-- START --

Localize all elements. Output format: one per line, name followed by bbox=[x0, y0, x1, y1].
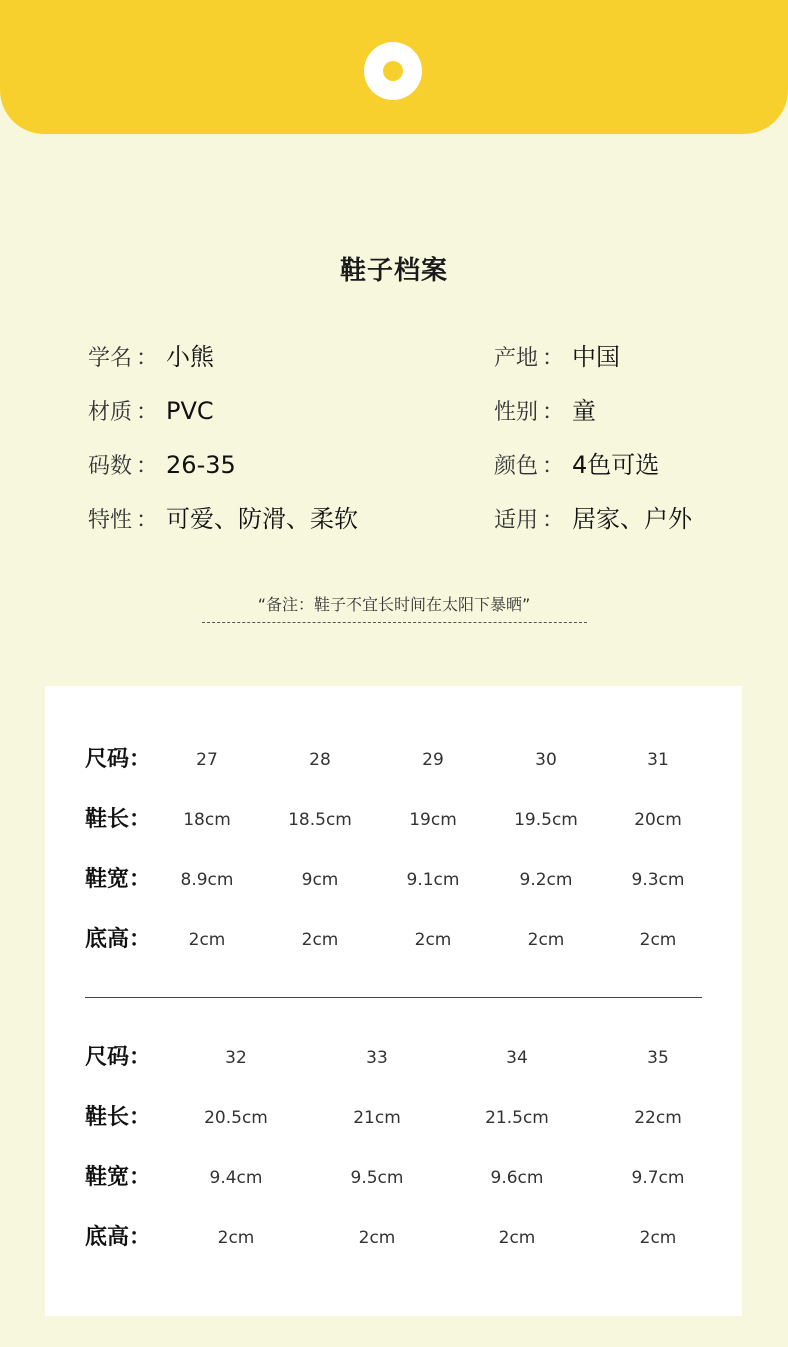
width-cell: 9.3cm bbox=[631, 870, 685, 890]
spec-name bbox=[88, 340, 214, 374]
size-cell: 32 bbox=[225, 1048, 247, 1068]
spec-value: 中国 bbox=[572, 343, 621, 371]
size-cell: 28 bbox=[309, 750, 331, 770]
sole-cell: 2cm bbox=[301, 930, 339, 950]
spec-colon: ： bbox=[542, 400, 565, 425]
sole-cell: 2cm bbox=[217, 1228, 255, 1248]
spec-value: 童 bbox=[572, 397, 597, 425]
length-cell: 21cm bbox=[353, 1108, 401, 1128]
spec-label: 码数 bbox=[88, 454, 133, 479]
ring-dot bbox=[383, 61, 403, 81]
spec-label: 特性 bbox=[88, 508, 133, 533]
note-underline bbox=[202, 622, 587, 623]
spec-sizes bbox=[88, 448, 236, 482]
size-chart-card bbox=[45, 686, 742, 1316]
top-banner bbox=[0, 0, 788, 134]
length-cell: 22cm bbox=[634, 1108, 682, 1128]
sole-cell: 2cm bbox=[498, 1228, 536, 1248]
spec-colon: ： bbox=[542, 508, 565, 533]
spec-feature bbox=[88, 502, 358, 536]
spec-label: 材质 bbox=[88, 400, 133, 425]
width-cell: 8.9cm bbox=[180, 870, 234, 890]
width-cell: 9.7cm bbox=[631, 1168, 685, 1188]
spec-value: 居家、户外 bbox=[572, 505, 693, 533]
spec-value: 26-35 bbox=[166, 451, 236, 479]
size-cell: 35 bbox=[647, 1048, 669, 1068]
sole-cell: 2cm bbox=[414, 930, 452, 950]
size-row-label: 尺码： bbox=[85, 747, 152, 772]
size-cell: 33 bbox=[366, 1048, 388, 1068]
spec-colon: ： bbox=[542, 454, 565, 479]
size-cell: 34 bbox=[506, 1048, 528, 1068]
length-cell: 18cm bbox=[183, 810, 231, 830]
spec-gender bbox=[494, 394, 596, 428]
spec-label: 性别 bbox=[494, 400, 539, 425]
spec-colon: ： bbox=[136, 346, 159, 371]
sole-row-label: 底高： bbox=[85, 1225, 152, 1250]
spec-colon: ： bbox=[542, 346, 565, 371]
sole-row-label: 底高： bbox=[85, 927, 152, 952]
length-cell: 21.5cm bbox=[485, 1108, 549, 1128]
size-row-label: 尺码： bbox=[85, 1045, 152, 1070]
size-cell: 29 bbox=[422, 750, 444, 770]
spec-value: 4色可选 bbox=[572, 451, 660, 479]
ring-icon bbox=[364, 42, 422, 100]
width-cell: 9cm bbox=[301, 870, 339, 890]
length-cell: 20.5cm bbox=[204, 1108, 268, 1128]
spec-colon: ： bbox=[136, 508, 159, 533]
width-row-label: 鞋宽： bbox=[85, 867, 152, 892]
spec-value: PVC bbox=[166, 397, 214, 425]
care-note: “备注：鞋子不宜长时间在太阳下暴晒” bbox=[257, 595, 531, 614]
spec-colon: ： bbox=[136, 400, 159, 425]
spec-color bbox=[494, 448, 659, 482]
size-cell: 30 bbox=[535, 750, 557, 770]
width-row-label: 鞋宽： bbox=[85, 1165, 152, 1190]
length-cell: 20cm bbox=[634, 810, 682, 830]
spec-label: 适用 bbox=[494, 508, 539, 533]
length-row-label: 鞋长： bbox=[85, 1105, 152, 1130]
sole-cell: 2cm bbox=[639, 1228, 677, 1248]
spec-label: 产地 bbox=[494, 346, 539, 371]
spec-value: 可爱、防滑、柔软 bbox=[166, 505, 359, 533]
length-cell: 19.5cm bbox=[514, 810, 578, 830]
spec-usage bbox=[494, 502, 692, 536]
spec-colon: ： bbox=[136, 454, 159, 479]
spec-material bbox=[88, 394, 214, 428]
spec-label: 颜色 bbox=[494, 454, 539, 479]
length-cell: 18.5cm bbox=[288, 810, 352, 830]
size-cell: 31 bbox=[647, 750, 669, 770]
spec-label: 学名 bbox=[88, 346, 133, 371]
width-cell: 9.4cm bbox=[209, 1168, 263, 1188]
sole-cell: 2cm bbox=[188, 930, 226, 950]
spec-origin bbox=[494, 340, 620, 374]
sole-cell: 2cm bbox=[527, 930, 565, 950]
page-title: 鞋子档案 bbox=[339, 256, 448, 286]
width-cell: 9.5cm bbox=[350, 1168, 404, 1188]
table-divider bbox=[85, 997, 702, 998]
spec-value: 小熊 bbox=[166, 343, 215, 371]
sole-cell: 2cm bbox=[639, 930, 677, 950]
width-cell: 9.1cm bbox=[406, 870, 460, 890]
width-cell: 9.2cm bbox=[519, 870, 573, 890]
size-cell: 27 bbox=[196, 750, 218, 770]
width-cell: 9.6cm bbox=[490, 1168, 544, 1188]
length-cell: 19cm bbox=[409, 810, 457, 830]
length-row-label: 鞋长： bbox=[85, 807, 152, 832]
sole-cell: 2cm bbox=[358, 1228, 396, 1248]
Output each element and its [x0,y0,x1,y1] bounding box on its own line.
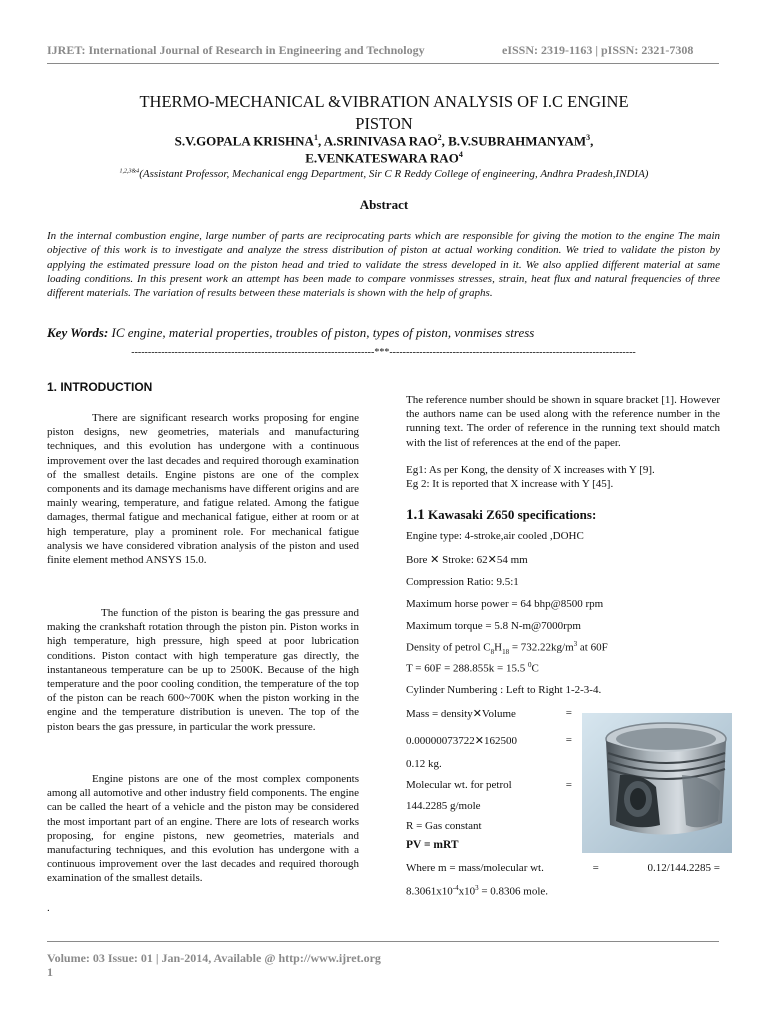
molecular-weight-eq: = [565,779,572,791]
keywords-text: IC engine, material properties, troubles of piston, types of piston, vonmises stress [108,325,535,340]
author-2-sup: 2 [437,133,442,142]
journal-header: IJRET: International Journal of Research in Engineering and Technology [47,43,425,57]
gas-constant: R = Gas constant [406,820,482,832]
trailing-dot: . [47,902,50,914]
spec-density [406,640,608,656]
density-value: = 732.22kg/m [509,641,574,654]
molecular-weight-row [406,779,572,791]
spec-compression: Compression Ratio: 9.5:1 [406,576,519,588]
spec-temperature [406,661,539,675]
intro-paragraph-2: The function of the piston is bearing the gas pressure and making the crankshaft rotation through the piston pin. Piston works in high temperature, high pressure, high speed at poor lubrication conditions. Piston contact with high temperature gas directly, the instantaneous temperature can be up to 2500K. Because of the high temperature and the poor cooling condition, the temperature of the top of the piston can be reach 600~700K when the piston working in the engine and the temperature distribution is uneven. The top of the piston bears the gas pressure, in particular the work pressure. [47,607,359,733]
header-rule [47,63,719,64]
example-1: Eg1: As per Kong, the density of X increases with Y [9]. [406,464,655,476]
moles-value: = 0.8306 mole. [478,885,549,898]
spec-max-torque: Maximum torque = 5.8 N-m@7000rpm [406,620,581,632]
example-2: Eg 2: It is reported that X increase with Y [45]. [406,478,614,490]
paper-title-line2: PISTON [355,114,413,133]
author-1: S.V.GOPALA KRISHNA [174,133,314,149]
where-right: 0.12/144.2285 = [647,862,720,874]
density-sup: 3 [573,640,578,648]
mass-formula-row [406,707,572,720]
density-c-sub: 8 [490,647,495,656]
moles-mid: x10 [458,885,476,898]
mass-formula: Mass = density✕Volume [406,708,516,720]
section-heading-introduction: 1. INTRODUCTION [47,380,153,394]
section-divider: -------------------------------------------------------------------------***-------------------------------------------------------------------------- [131,347,636,358]
affiliation-sup: 1,2,3&4 [119,168,140,175]
paper-title-line1: THERMO-MECHANICAL &VIBRATION ANALYSIS OF I.C ENGINE [139,92,629,111]
mass-eq: = [565,707,572,719]
spec-max-hp: Maximum horse power = 64 bhp@8500 rpm [406,598,604,610]
author-3-sup: 3 [586,133,591,142]
where-left: Where m = mass/molecular wt. [406,862,544,874]
author-3: B.V.SUBRAHMANYAM [448,133,587,149]
author-4: E.VENKATESWARA RAO [305,150,459,166]
density-h-sub: 18 [502,647,510,656]
affiliation [47,168,721,180]
moles-result [406,884,548,898]
authors-line1: S.V.GOPALA KRISHNA$^1$, A.SRINIVASA RAO$^2$, B.V.SUBRAHMANYAM$^3$, [174,133,594,149]
molecular-weight-value: 144.2285 g/mole [406,800,481,812]
temp-value: T = 60F = 288.855k = 15.5 [406,662,528,675]
spec-heading [406,507,596,524]
abstract-body: In the internal combustion engine, large number of parts are reciprocating parts which are responsible for giving the motion to the engine The main objective of this work is to investigate and analyze the stress distribution of piston at actual working condition. We tried to validate the piston by applying the estimated pressure load on the piston head and tried to validate the stress developed in it. We also applied different material at same loading conditions. In this present work an attempt has been made to compare vonmisses stresses, strain, heat flux and natural frequencies of three different materials. The variation of results between these materials is shown with the help of graphs. [47,230,720,300]
page-number: 1 [47,965,53,979]
spec-cylinder-numbering: Cylinder Numbering : Left to Right 1-2-3-4. [406,684,602,696]
authors-line2 [47,150,721,166]
issn-header: eISSN: 2319-1163 | pISSN: 2321-7308 [502,43,694,57]
footer-volume-info: Volume: 03 Issue: 01 | Jan-2014, Available @ http://www.ijret.org [47,951,381,965]
moles-exp-1: -4 [452,884,459,892]
molecular-weight-label: Molecular wt. for petrol [406,779,512,791]
intro-paragraph-1: There are significant research works proposing for engine piston designs, new geometries, materials and manufacturing techniques, and this evolution has undergone with a continuous improvement over the last decades and required thorough examination of the smallest details. Engine pistons are one of the complex components and its damage mechanisms have different origins and are mainly wearing, temperature, and fatigue related. Among the fatigue damages, thermal fatigue and mechanical fatigue, either at room or at high temperature, play a prominent role. For mechanical fatigue analysis we have considered vibration analysis of the piston and used finite element method ANSYS 15.0. [47,412,359,567]
author-2: A.SRINIVASA RAO [323,133,438,149]
spec-engine-type: Engine type: 4-stroke,air cooled ,DOHC [406,530,584,542]
mass-values-row [406,734,572,747]
where-eq: = [592,862,599,874]
footer-rule [47,941,719,942]
abstract-heading: Abstract [359,197,409,212]
keywords-label: Key Words: [47,325,109,340]
spec-bore-stroke: Bore ✕ Stroke: 62✕54 mm [406,554,528,566]
spec-title: Kawasaki Z650 specifications: [424,507,597,522]
affiliation-text: (Assistant Professor, Mechanical engg Department, Sir C R Reddy College of engineering, Andhra Pradesh,INDIA) [139,168,649,180]
moles-exp-2: 3 [475,884,479,892]
mass-result: 0.12 kg. [406,758,442,770]
author-1-sup: 1 [313,133,318,142]
moles-prefix: 8.3061x10 [406,885,453,898]
reference-paragraph: The reference number should be shown in square bracket [1]. However the authors name can be used along with the reference number in the running text. The order of reference in the running text should match with the list of references at the end of the paper. [406,394,720,449]
ideal-gas-equation: PV = mRT [406,839,459,851]
density-h: H [494,641,503,654]
piston-image [582,713,732,853]
spec-number: 1.1 [406,507,425,523]
where-row [406,862,720,874]
author-4-sup: 4 [458,150,463,159]
density-prefix: Density of petrol C [406,641,491,654]
density-end: at 60F [577,641,608,654]
mass-values: 0.00000073722✕162500 [406,735,517,747]
keywords [47,325,534,341]
intro-paragraph-3: Engine pistons are one of the most complex components among all automotive and other industry field components. The engine can be called the heart of a vehicle and the piston may be considered the most important part of an engine. There are lots of research works proposing, for engine pistons, new geometries, materials and manufacturing techniques, and this evolution has undergone with a continuous improvement over the last decades and required thorough examination of the smallest details. [47,773,360,885]
mass-values-eq: = [565,734,572,746]
footer [47,951,381,979]
temp-degree-sup: 0 [528,661,532,669]
temp-unit: C [531,662,539,675]
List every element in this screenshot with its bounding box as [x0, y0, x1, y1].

-- END --

_Task statement_
Could you output the lines of the data above, from the one containing "molecular-weight-eq: = [565,779,572,791]" through the one containing "spec-temperature [406,661,539,675]", as a JSON list of strings with one string per line and blank lines omitted?

_Expected output_
[
  "molecular-weight-eq: = [565,779,572,791]",
  "keywords-text: IC engine, material properties, troubles of piston, types of piston, vonmises stress [108,325,535,340]",
  "author-2-sup: 2 [437,133,442,142]",
  "journal-header: IJRET: International Journal of Research in Engineering and Technology [47,43,425,57]",
  "gas-constant: R = Gas constant [406,820,482,832]",
  "trailing-dot: . [47,902,50,914]",
  "spec-density [406,640,608,656]",
  "density-value: = 732.22kg/m [509,641,574,654]",
  "molecular-weight-row [406,779,572,791]",
  "spec-compression: Compression Ratio: 9.5:1 [406,576,519,588]",
  "spec-temperature [406,661,539,675]"
]